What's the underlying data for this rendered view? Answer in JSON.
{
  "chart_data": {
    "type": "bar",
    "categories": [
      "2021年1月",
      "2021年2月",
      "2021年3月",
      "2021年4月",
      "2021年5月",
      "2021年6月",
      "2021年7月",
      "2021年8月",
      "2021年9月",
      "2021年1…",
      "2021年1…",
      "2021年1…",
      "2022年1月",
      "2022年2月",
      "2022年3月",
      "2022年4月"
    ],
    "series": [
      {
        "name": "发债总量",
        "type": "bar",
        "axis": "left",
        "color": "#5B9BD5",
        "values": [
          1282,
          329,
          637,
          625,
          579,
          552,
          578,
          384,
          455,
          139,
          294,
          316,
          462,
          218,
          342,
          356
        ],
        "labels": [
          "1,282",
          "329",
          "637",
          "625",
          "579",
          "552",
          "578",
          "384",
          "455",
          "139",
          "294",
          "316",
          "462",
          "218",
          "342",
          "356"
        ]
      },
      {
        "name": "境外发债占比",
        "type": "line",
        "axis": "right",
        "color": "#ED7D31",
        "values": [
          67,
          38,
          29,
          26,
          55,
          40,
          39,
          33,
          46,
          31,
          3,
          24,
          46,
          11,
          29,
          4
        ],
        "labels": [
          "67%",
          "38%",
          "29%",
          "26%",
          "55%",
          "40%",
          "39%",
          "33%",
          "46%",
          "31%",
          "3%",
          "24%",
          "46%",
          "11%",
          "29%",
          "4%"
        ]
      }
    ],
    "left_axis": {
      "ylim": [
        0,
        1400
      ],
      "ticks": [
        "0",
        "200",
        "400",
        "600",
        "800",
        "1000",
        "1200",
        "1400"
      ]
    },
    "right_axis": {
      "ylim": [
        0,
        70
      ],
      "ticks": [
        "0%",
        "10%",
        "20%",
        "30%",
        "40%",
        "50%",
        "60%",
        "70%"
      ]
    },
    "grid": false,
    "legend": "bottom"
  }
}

*-*-*

EXERCISE BRIEF :: Write the material out again word for word.

COMPLETED EXERCISE ::
What's the underlying data for this rendered view? Answer in JSON.
{
  "chart_data": {
    "type": "bar",
    "categories": [
      "2021年1月",
      "2021年2月",
      "2021年3月",
      "2021年4月",
      "2021年5月",
      "2021年6月",
      "2021年7月",
      "2021年8月",
      "2021年9月",
      "2021年1…",
      "2021年1…",
      "2021年1…",
      "2022年1月",
      "2022年2月",
      "2022年3月",
      "2022年4月"
    ],
    "series": [
      {
        "name": "发债总量",
        "type": "bar",
        "axis": "left",
        "color": "#5B9BD5",
        "values": [
          1282,
          329,
          637,
          625,
          579,
          552,
          578,
          384,
          455,
          139,
          294,
          316,
          462,
          218,
          342,
          356
        ],
        "labels": [
          "1,282",
          "329",
          "637",
          "625",
          "579",
          "552",
          "578",
          "384",
          "455",
          "139",
          "294",
          "316",
          "462",
          "218",
          "342",
          "356"
        ]
      },
      {
        "name": "境外发债占比",
        "type": "line",
        "axis": "right",
        "color": "#ED7D31",
        "values": [
          67,
          38,
          29,
          26,
          55,
          40,
          39,
          33,
          46,
          31,
          3,
          24,
          46,
          11,
          29,
          4
        ],
        "labels": [
          "67%",
          "38%",
          "29%",
          "26%",
          "55%",
          "40%",
          "39%",
          "33%",
          "46%",
          "31%",
          "3%",
          "24%",
          "46%",
          "11%",
          "29%",
          "4%"
        ]
      }
    ],
    "left_axis": {
      "ylim": [
        0,
        1400
      ],
      "ticks": [
        "0",
        "200",
        "400",
        "600",
        "800",
        "1000",
        "1200",
        "1400"
      ]
    },
    "right_axis": {
      "ylim": [
        0,
        70
      ],
      "ticks": [
        "0%",
        "10%",
        "20%",
        "30%",
        "40%",
        "50%",
        "60%",
        "70%"
      ]
    },
    "grid": false,
    "legend": "bottom"
  }
}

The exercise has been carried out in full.